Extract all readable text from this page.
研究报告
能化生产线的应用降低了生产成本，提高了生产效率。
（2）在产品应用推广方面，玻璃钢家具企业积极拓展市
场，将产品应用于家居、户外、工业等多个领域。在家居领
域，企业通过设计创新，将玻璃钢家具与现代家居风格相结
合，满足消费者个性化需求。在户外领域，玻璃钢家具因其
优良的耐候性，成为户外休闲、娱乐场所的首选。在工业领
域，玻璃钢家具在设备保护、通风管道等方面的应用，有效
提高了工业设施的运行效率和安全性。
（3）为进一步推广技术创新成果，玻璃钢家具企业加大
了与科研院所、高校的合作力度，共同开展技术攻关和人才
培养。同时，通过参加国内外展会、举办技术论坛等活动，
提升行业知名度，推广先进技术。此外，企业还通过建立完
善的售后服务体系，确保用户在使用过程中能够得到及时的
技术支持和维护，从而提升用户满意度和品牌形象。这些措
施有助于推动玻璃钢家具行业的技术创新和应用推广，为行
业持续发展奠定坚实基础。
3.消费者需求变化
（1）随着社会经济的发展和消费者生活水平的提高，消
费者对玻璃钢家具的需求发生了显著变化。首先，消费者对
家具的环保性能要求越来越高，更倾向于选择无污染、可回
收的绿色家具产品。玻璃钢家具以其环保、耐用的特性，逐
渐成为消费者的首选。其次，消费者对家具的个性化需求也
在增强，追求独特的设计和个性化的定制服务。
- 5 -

★ ★ ★ ★ ★

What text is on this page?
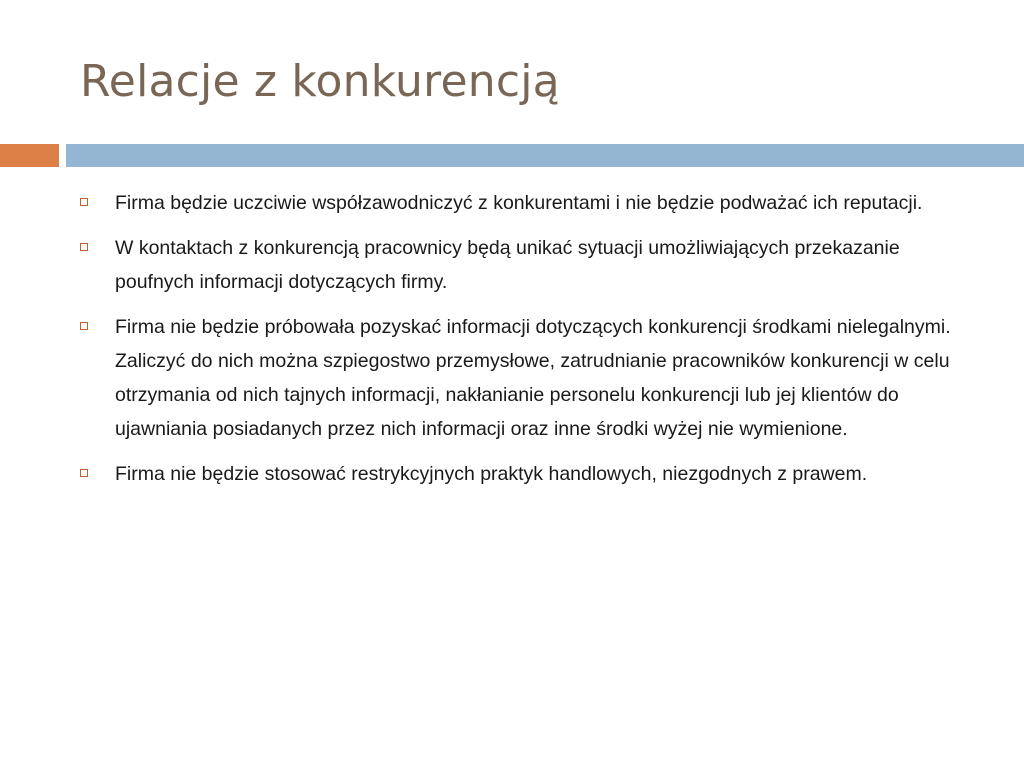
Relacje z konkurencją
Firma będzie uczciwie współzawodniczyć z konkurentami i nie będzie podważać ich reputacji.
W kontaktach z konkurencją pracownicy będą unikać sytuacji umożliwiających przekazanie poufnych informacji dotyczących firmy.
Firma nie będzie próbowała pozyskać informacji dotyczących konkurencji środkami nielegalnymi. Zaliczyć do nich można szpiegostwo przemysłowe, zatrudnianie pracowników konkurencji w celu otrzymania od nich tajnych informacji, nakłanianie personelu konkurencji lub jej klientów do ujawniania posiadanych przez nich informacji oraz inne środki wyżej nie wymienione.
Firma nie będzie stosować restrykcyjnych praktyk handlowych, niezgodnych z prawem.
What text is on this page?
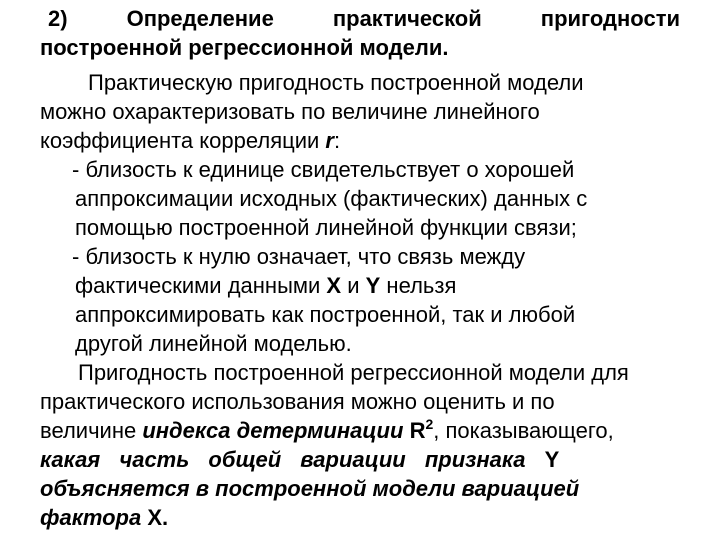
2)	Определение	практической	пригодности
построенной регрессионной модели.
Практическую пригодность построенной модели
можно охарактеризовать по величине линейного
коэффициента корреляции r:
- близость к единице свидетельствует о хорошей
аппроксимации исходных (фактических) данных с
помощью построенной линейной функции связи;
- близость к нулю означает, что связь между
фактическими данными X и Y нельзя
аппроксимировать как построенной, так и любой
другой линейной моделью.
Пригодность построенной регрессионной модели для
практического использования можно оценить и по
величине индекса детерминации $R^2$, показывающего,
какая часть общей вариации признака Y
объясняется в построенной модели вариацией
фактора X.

★ ★ ★ ★ ★

Lines that hold "можно" are the ones to copy; find all of them.

можно охарактеризовать по величине линейного
практического использования можно оценить и по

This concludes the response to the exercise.